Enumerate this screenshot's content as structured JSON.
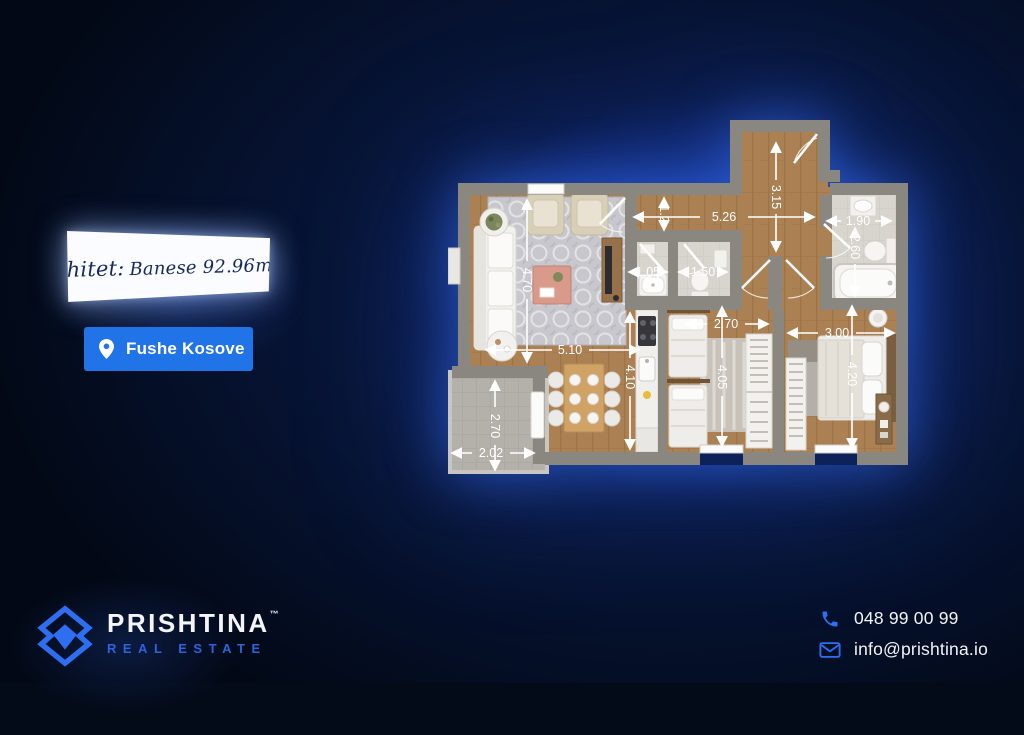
{
  "banner": {
    "prefix": "Shitet:",
    "title": "Banese 92.96m2"
  },
  "location": {
    "label": "Fushe Kosove"
  },
  "brand": {
    "name": "PRISHTINA",
    "trademark": "™",
    "tagline": "REAL ESTATE"
  },
  "contact": {
    "phone": "048 99 00 99",
    "email": "info@prishtina.io"
  },
  "colors": {
    "accent_blue": "#2173e8",
    "logo_blue": "#2e62d9",
    "glow_blue": "#1c3ea6",
    "background": "#030a18",
    "wood_floor": "#ab8153",
    "wall_gray": "#8a8680",
    "bath_tile": "#d8d4ce",
    "balcony_tile": "#b4b1ab"
  },
  "floorplan": {
    "dims": [
      {
        "id": "hall-width",
        "label": "5.26"
      },
      {
        "id": "entry-depth",
        "label": "3.15"
      },
      {
        "id": "corridor-width",
        "label": "1.2"
      },
      {
        "id": "wc1-width",
        "label": "1.05"
      },
      {
        "id": "wc2-width",
        "label": "1.50"
      },
      {
        "id": "bath-width",
        "label": "1.90"
      },
      {
        "id": "bath-depth",
        "label": "2.60"
      },
      {
        "id": "bedroom1-width",
        "label": "2.70"
      },
      {
        "id": "bedroom2-width",
        "label": "3.00"
      },
      {
        "id": "living-width",
        "label": "5.10"
      },
      {
        "id": "kitchen-depth",
        "label": "4.10"
      },
      {
        "id": "living-depth",
        "label": "4.70"
      },
      {
        "id": "bedroom1-depth",
        "label": "4.05"
      },
      {
        "id": "bedroom2-depth",
        "label": "4.20"
      },
      {
        "id": "balcony-depth",
        "label": "2.70"
      },
      {
        "id": "balcony-width",
        "label": "2.02"
      }
    ]
  }
}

- - -

What comes back should match the records exactly, minus any pictures.

§ Solution:
Enumerate this screenshot's content as structured JSON.
{
  "banner": {
    "prefix": "Shitet:",
    "title": "Banese 92.96m2"
  },
  "location": {
    "label": "Fushe Kosove"
  },
  "brand": {
    "name": "PRISHTINA",
    "trademark": "™",
    "tagline": "REAL ESTATE"
  },
  "contact": {
    "phone": "048 99 00 99",
    "email": "info@prishtina.io"
  },
  "colors": {
    "accent_blue": "#2173e8",
    "logo_blue": "#2e62d9",
    "glow_blue": "#1c3ea6",
    "background": "#030a18",
    "wood_floor": "#ab8153",
    "wall_gray": "#8a8680",
    "bath_tile": "#d8d4ce",
    "balcony_tile": "#b4b1ab"
  },
  "floorplan": {
    "dims": [
      {
        "id": "hall-width",
        "label": "5.26"
      },
      {
        "id": "entry-depth",
        "label": "3.15"
      },
      {
        "id": "corridor-width",
        "label": "1.2"
      },
      {
        "id": "wc1-width",
        "label": "1.05"
      },
      {
        "id": "wc2-width",
        "label": "1.50"
      },
      {
        "id": "bath-width",
        "label": "1.90"
      },
      {
        "id": "bath-depth",
        "label": "2.60"
      },
      {
        "id": "bedroom1-width",
        "label": "2.70"
      },
      {
        "id": "bedroom2-width",
        "label": "3.00"
      },
      {
        "id": "living-width",
        "label": "5.10"
      },
      {
        "id": "kitchen-depth",
        "label": "4.10"
      },
      {
        "id": "living-depth",
        "label": "4.70"
      },
      {
        "id": "bedroom1-depth",
        "label": "4.05"
      },
      {
        "id": "bedroom2-depth",
        "label": "4.20"
      },
      {
        "id": "balcony-depth",
        "label": "2.70"
      },
      {
        "id": "balcony-width",
        "label": "2.02"
      }
    ]
  }
}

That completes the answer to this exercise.